→ WHAT IS NEEDED
Each record below should be output verbatim, without pictures.

Records from a data collection
++++++++

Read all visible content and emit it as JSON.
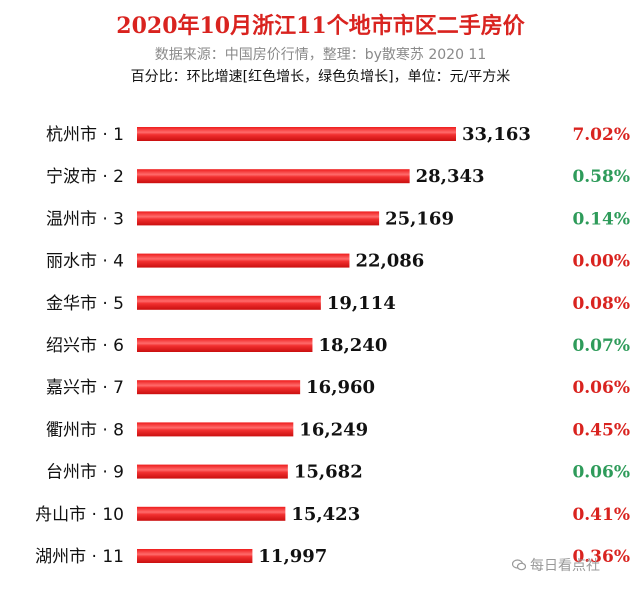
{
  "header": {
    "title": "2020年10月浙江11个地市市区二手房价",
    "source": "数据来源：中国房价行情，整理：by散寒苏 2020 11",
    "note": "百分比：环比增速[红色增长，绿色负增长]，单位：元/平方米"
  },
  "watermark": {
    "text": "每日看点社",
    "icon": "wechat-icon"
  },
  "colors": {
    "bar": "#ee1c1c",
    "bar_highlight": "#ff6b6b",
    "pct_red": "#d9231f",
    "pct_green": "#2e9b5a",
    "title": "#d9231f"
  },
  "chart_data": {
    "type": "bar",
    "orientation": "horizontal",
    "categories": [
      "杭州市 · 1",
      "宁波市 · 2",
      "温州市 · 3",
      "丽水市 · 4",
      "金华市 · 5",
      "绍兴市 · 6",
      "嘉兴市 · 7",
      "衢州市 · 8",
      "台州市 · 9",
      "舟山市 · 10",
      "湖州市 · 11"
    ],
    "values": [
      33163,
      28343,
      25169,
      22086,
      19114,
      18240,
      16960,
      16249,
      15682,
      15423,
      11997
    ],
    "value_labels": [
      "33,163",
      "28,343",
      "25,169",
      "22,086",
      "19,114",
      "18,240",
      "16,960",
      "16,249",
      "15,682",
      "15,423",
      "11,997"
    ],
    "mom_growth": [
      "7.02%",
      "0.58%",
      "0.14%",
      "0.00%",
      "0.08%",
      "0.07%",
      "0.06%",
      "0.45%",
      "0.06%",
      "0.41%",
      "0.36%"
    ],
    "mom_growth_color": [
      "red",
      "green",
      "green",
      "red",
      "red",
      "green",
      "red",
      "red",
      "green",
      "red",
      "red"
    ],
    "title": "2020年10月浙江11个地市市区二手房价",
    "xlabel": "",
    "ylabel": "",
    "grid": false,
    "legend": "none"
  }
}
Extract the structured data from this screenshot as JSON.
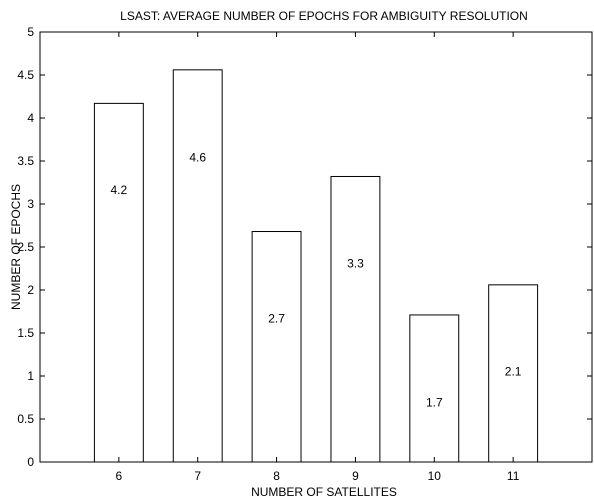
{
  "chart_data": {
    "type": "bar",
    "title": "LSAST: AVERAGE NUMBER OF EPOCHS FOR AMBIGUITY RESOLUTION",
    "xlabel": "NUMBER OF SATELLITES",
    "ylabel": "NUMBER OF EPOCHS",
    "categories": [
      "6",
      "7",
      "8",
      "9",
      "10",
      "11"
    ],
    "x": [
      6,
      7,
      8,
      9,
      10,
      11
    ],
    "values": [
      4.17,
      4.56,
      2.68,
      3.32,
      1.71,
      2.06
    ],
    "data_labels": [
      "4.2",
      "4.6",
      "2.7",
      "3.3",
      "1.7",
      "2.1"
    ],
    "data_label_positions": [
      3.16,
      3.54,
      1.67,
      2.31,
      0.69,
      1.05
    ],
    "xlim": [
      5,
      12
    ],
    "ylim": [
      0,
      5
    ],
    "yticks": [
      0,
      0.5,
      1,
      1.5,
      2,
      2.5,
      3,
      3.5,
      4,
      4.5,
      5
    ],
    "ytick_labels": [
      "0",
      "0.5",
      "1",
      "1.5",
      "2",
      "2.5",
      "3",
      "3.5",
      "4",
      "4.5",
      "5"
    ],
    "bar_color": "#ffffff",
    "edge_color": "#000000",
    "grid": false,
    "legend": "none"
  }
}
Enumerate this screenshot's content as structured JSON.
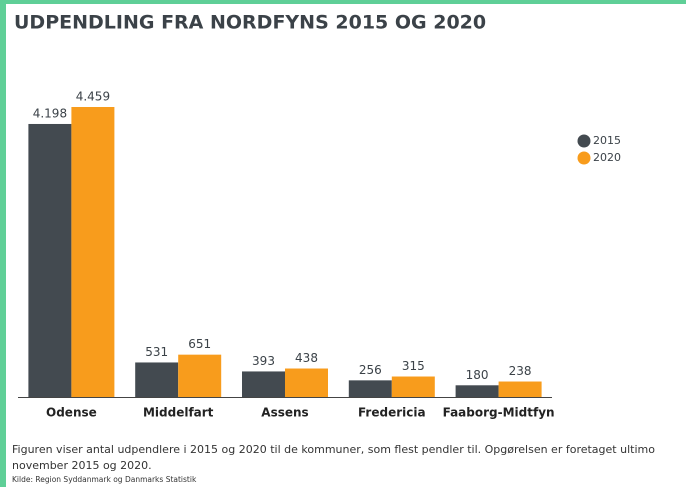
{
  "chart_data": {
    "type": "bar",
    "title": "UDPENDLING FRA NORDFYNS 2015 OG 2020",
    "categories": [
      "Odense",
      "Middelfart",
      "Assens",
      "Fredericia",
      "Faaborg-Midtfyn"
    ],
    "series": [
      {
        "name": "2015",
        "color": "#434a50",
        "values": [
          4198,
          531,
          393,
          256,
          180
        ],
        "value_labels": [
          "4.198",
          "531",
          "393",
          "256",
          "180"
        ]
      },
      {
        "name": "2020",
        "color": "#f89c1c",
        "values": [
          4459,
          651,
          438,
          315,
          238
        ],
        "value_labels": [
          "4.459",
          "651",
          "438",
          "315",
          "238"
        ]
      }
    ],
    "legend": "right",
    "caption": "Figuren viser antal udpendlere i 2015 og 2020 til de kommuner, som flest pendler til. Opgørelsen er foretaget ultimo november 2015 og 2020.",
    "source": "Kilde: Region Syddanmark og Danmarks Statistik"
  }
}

++++++++

→ CORRECT RESULT
Read all visible content and emit it as JSON.
{
  "header": {
    "title": "2020年10月浙江11个地市市区二手房价",
    "source": "数据来源：中国房价行情，整理：by散寒苏 2020 11",
    "note": "百分比：环比增速[红色增长，绿色负增长]，单位：元/平方米"
  },
  "watermark": {
    "text": "每日看点社",
    "icon": "wechat-icon"
  },
  "colors": {
    "bar": "#ee1c1c",
    "bar_highlight": "#ff6b6b",
    "pct_red": "#d9231f",
    "pct_green": "#2e9b5a",
    "title": "#d9231f"
  },
  "chart_data": {
    "type": "bar",
    "orientation": "horizontal",
    "categories": [
      "杭州市 · 1",
      "宁波市 · 2",
      "温州市 · 3",
      "丽水市 · 4",
      "金华市 · 5",
      "绍兴市 · 6",
      "嘉兴市 · 7",
      "衢州市 · 8",
      "台州市 · 9",
      "舟山市 · 10",
      "湖州市 · 11"
    ],
    "values": [
      33163,
      28343,
      25169,
      22086,
      19114,
      18240,
      16960,
      16249,
      15682,
      15423,
      11997
    ],
    "value_labels": [
      "33,163",
      "28,343",
      "25,169",
      "22,086",
      "19,114",
      "18,240",
      "16,960",
      "16,249",
      "15,682",
      "15,423",
      "11,997"
    ],
    "mom_growth": [
      "7.02%",
      "0.58%",
      "0.14%",
      "0.00%",
      "0.08%",
      "0.07%",
      "0.06%",
      "0.45%",
      "0.06%",
      "0.41%",
      "0.36%"
    ],
    "mom_growth_color": [
      "red",
      "green",
      "green",
      "red",
      "red",
      "green",
      "red",
      "red",
      "green",
      "red",
      "red"
    ],
    "title": "2020年10月浙江11个地市市区二手房价",
    "xlabel": "",
    "ylabel": "",
    "grid": false,
    "legend": "none"
  }
}
Extract the structured data from this screenshot as JSON.
{
  "chart_data": {
    "type": "bar",
    "title": "LSAST: AVERAGE NUMBER OF EPOCHS FOR AMBIGUITY RESOLUTION",
    "xlabel": "NUMBER OF SATELLITES",
    "ylabel": "NUMBER OF EPOCHS",
    "categories": [
      "6",
      "7",
      "8",
      "9",
      "10",
      "11"
    ],
    "x": [
      6,
      7,
      8,
      9,
      10,
      11
    ],
    "values": [
      4.17,
      4.56,
      2.68,
      3.32,
      1.71,
      2.06
    ],
    "data_labels": [
      "4.2",
      "4.6",
      "2.7",
      "3.3",
      "1.7",
      "2.1"
    ],
    "data_label_positions": [
      3.16,
      3.54,
      1.67,
      2.31,
      0.69,
      1.05
    ],
    "xlim": [
      5,
      12
    ],
    "ylim": [
      0,
      5
    ],
    "yticks": [
      0,
      0.5,
      1,
      1.5,
      2,
      2.5,
      3,
      3.5,
      4,
      4.5,
      5
    ],
    "ytick_labels": [
      "0",
      "0.5",
      "1",
      "1.5",
      "2",
      "2.5",
      "3",
      "3.5",
      "4",
      "4.5",
      "5"
    ],
    "bar_color": "#ffffff",
    "edge_color": "#000000",
    "grid": false,
    "legend": "none"
  }
}
Enumerate this screenshot's content as structured JSON.
{
  "chart_data": {
    "type": "bar",
    "title": "UDPENDLING FRA NORDFYNS 2015 OG 2020",
    "categories": [
      "Odense",
      "Middelfart",
      "Assens",
      "Fredericia",
      "Faaborg-Midtfyn"
    ],
    "series": [
      {
        "name": "2015",
        "color": "#434a50",
        "values": [
          4198,
          531,
          393,
          256,
          180
        ],
        "value_labels": [
          "4.198",
          "531",
          "393",
          "256",
          "180"
        ]
      },
      {
        "name": "2020",
        "color": "#f89c1c",
        "values": [
          4459,
          651,
          438,
          315,
          238
        ],
        "value_labels": [
          "4.459",
          "651",
          "438",
          "315",
          "238"
        ]
      }
    ],
    "legend": "right",
    "caption": "Figuren viser antal udpendlere i 2015 og 2020 til de kommuner, som flest pendler til. Opgørelsen er foretaget ultimo november 2015 og 2020.",
    "source": "Kilde: Region Syddanmark og Danmarks Statistik"
  }
}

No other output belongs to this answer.